La direction de l’économie dans les sociétés démocratiques a pris les formes du keynésianisme mais désormais l’ouverture des frontières met à jour l’impuissance des politiques économiques dans l’orientation de la société.

Penser l’économie en terme politique pose d’ailleurs un problème de logique car derrière votre question s’en profile une autre : Qui dispose d’assez d’influence pour que ses décisions contribuent à orienter la mondialisation dans un sens plutôt que dans un autre ? Qui en profite et qui y perd ? La logique politique est bien celle là, ce que l’un gagne l’autre le perd. Alors que la logique économique est différente, basée sur l’échange elle suppose que chacun gagne à la transaction.

 

Maintenant pour répondre à votre question force est de constater que les États perdent de leurs pouvoirs dans le processus actuel de mondialisation et tentent de garder le contrôle au moyen des différentes organisations internationales comme l’OMC, le FMI, l’OCDE, l’ONU et ses antennes comme la très antimondialisation Cnuced, …  mais aussi à travers des organisations régionales dont la plus accomplie est l’Union Européenne.

On parle aussi beaucoup des firmes multinationales mais elles n’exercent qu’un pouvoir limité et leur course aux économies d’échelles trouve rapidement sa limite par l’endettement et les pesanteurs organisationnelles comme nous le voyons dans le cas de France Télécom, de Vivendi Universal ou encore d’AOL Time Warner.

[CONSIGNES]:
1. Pouvez-vous convertir en liste JSON de chaînes, à raison d'une chaîne par ligne et sans les lignes vides, les lignes de la liste, depuis son tout début jusqu'à la ligne contenant « time-picker-header: 12 : 00 », celle-ci comprise ?
2. Pourriez-vous poursuivre le texte sur la mondialisation et le pouvoir des États à partir de sa dernière phrase ?

[LES DONNÉES]:

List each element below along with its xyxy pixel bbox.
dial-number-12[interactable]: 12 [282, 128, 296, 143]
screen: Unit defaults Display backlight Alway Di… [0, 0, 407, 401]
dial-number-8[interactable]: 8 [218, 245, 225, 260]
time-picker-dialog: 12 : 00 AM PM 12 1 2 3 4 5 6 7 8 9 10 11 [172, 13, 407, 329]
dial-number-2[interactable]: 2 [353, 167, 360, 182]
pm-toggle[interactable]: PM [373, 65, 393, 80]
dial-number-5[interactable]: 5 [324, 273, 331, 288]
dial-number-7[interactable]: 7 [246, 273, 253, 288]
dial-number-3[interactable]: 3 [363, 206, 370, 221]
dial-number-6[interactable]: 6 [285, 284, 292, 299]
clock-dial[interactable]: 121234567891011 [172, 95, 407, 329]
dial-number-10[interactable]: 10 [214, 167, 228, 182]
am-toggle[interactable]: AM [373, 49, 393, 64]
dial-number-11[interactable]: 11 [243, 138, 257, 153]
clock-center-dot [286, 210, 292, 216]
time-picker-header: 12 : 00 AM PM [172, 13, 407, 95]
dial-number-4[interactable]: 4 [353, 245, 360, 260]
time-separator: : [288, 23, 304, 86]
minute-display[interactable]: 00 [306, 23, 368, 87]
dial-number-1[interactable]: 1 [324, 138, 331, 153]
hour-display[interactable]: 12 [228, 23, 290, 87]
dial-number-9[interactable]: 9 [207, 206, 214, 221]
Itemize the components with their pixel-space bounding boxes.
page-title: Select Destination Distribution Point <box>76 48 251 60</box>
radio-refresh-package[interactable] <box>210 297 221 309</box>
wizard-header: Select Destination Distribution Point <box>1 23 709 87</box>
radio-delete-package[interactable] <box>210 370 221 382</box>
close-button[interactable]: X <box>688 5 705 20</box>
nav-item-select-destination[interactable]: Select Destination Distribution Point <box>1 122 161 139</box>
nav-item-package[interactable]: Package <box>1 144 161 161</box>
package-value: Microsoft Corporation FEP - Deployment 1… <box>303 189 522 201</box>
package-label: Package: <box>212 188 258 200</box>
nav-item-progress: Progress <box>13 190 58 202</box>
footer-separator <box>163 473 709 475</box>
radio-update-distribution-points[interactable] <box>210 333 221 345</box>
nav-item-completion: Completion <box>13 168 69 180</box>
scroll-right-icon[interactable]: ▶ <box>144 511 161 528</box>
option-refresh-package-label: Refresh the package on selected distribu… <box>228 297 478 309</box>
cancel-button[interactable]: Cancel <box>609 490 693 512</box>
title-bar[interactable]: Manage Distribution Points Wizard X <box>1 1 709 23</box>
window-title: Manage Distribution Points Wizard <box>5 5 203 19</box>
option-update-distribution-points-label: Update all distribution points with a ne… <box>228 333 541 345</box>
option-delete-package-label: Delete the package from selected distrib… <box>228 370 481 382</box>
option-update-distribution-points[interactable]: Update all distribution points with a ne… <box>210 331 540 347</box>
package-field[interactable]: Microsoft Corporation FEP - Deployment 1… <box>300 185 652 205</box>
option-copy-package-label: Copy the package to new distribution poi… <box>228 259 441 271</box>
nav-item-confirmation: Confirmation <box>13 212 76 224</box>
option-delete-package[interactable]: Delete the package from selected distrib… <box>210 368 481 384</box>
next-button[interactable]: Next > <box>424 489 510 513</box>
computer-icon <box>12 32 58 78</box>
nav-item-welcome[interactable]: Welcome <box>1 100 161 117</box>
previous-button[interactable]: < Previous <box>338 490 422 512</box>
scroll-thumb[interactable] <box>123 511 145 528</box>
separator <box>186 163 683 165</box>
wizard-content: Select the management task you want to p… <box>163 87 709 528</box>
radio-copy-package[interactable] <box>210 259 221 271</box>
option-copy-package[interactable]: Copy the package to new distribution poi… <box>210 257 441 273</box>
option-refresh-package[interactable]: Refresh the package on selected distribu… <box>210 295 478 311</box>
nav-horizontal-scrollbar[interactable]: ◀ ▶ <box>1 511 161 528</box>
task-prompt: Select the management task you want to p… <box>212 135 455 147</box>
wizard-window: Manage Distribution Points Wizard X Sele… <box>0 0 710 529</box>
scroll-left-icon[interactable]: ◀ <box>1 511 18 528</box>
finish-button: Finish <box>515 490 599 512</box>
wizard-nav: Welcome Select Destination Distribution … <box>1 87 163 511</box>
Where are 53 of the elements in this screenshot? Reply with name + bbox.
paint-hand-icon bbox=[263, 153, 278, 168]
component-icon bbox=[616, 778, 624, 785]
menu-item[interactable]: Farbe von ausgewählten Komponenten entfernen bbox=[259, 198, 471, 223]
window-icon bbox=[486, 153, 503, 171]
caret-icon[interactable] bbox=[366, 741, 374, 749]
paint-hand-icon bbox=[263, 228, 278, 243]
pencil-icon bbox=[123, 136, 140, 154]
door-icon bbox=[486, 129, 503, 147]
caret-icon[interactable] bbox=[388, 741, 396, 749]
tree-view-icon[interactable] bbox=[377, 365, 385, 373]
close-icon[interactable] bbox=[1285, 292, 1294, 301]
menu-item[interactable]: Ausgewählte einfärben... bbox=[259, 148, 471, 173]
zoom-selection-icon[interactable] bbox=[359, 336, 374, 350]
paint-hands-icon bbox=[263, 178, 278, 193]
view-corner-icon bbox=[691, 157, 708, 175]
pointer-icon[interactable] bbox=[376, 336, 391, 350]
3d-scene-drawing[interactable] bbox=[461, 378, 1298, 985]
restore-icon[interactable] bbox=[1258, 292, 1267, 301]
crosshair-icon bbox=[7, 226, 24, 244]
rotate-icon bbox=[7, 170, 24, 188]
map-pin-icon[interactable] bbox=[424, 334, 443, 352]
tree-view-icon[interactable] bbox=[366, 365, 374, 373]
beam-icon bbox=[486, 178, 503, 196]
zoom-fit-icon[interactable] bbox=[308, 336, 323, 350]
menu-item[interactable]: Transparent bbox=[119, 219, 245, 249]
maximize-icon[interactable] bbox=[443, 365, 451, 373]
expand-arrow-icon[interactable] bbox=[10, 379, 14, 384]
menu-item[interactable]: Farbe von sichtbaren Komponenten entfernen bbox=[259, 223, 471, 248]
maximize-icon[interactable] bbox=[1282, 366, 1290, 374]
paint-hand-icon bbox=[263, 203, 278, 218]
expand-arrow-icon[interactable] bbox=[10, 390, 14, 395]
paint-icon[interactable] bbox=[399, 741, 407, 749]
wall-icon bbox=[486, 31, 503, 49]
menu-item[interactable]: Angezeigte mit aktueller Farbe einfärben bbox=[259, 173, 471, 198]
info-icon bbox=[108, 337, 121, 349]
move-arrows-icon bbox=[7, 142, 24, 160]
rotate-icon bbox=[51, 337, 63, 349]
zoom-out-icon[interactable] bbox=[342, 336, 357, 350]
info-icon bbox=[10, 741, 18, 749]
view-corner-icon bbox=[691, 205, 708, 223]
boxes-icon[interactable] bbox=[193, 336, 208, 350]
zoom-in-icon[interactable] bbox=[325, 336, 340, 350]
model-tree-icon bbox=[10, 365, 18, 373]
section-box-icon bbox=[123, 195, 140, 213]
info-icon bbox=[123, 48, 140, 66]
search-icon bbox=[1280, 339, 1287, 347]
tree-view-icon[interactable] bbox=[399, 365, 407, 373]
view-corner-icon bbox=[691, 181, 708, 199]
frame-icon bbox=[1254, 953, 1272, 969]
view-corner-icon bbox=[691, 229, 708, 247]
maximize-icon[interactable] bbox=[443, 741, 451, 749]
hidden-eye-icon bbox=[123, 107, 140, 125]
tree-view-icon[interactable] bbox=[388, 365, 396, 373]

[RÉPONSES DANS L'ORDRE]:
1.
[
  "List each element below along with its xyxy pixel bbox.",
  "dial-number-12[interactable]: 12 [282, 128, 296, 143]",
  "screen: Unit defaults Display backlight Alway Di… [0, 0, 407, 401]",
  "dial-number-8[interactable]: 8 [218, 245, 225, 260]",
  "time-picker-dialog: 12 : 00 AM PM 12 1 2 3 4 5 6 7 8 9 10 11 [172, 13, 407, 329]",
  "dial-number-2[interactable]: 2 [353, 167, 360, 182]",
  "pm-toggle[interactable]: PM [373, 65, 393, 80]",
  "dial-number-5[interactable]: 5 [324, 273, 331, 288]",
  "dial-number-7[interactable]: 7 [246, 273, 253, 288]",
  "dial-number-3[interactable]: 3 [363, 206, 370, 221]",
  "dial-number-6[interactable]: 6 [285, 284, 292, 299]",
  "clock-dial[interactable]: 121234567891011 [172, 95, 407, 329]",
  "dial-number-10[interactable]: 10 [214, 167, 228, 182]",
  "am-toggle[interactable]: AM [373, 49, 393, 64]",
  "dial-number-11[interactable]: 11 [243, 138, 257, 153]",
  "clock-center-dot [286, 210, 292, 216]",
  "time-picker-header: 12 : 00 AM PM [172, 13, 407, 95]"
]

2.
Les gagnants actuels de la mondialisation sont en fait ceux qui échappent à la logique politique, tous ceux qui ont accès à des contrats privés gagnants-gagnants comme les consommateurs qui peuvent acheter des produits plus variés et moins chers, les entrepreneurs qui peuvent se procurer plus facilement des financements sur un marché financier mondial, les salariés plus particulièrement dans les pays les plus pauvres qui profitent de la délocalisation pour avoir accès au développement. Il n’en va pas de même pour les salariés les moins qualifiés des pays riches que l'on empêche de se reconvertir ou pour les fonctionnaires accrochés à leurs prérogatives. L’économie mondiale est une économie qui n’est plus figée, ou les positions sociales ne sont plus acquises.

 

 

Peut-on faire confiance aux institutions économiques internationales pour maîtriser ces nouveaux pouvoirs ?

 

XP : Un pouvoir peut être juste ou injuste, il ne faut le maîtriser que s’il est injuste et la réglementation n’est justifiée que pour instaurer une justice plus grande.

 

Quels pouvoirs se développent donc : ceux des entreprises et des individus à travers un marché plus libre et davantage régulé par l’économie de marché que par les réglementations étatiques. Dans un tel contexte, contrairement à ce que certains prétendent, la recherche par les uns de l’augmentation de leurs profits s’accompagne de l’augmentation du bien-être des autres grâce à la répartition de valeurs ajoutées plus importantes.

 

Le pouvoir des États nationaux n’est pas si équitable, les injustices restent possibles, elles peuvent même se développer car des pays peuvent s’appauvrir au nom de politiques économiques aberrantes. On voit bien en France, par exemple, l’influence des charges et de la fiscalité sur la trappe à la pauvreté et l’exclusion du marché du travail des salariés les moins qualifiés.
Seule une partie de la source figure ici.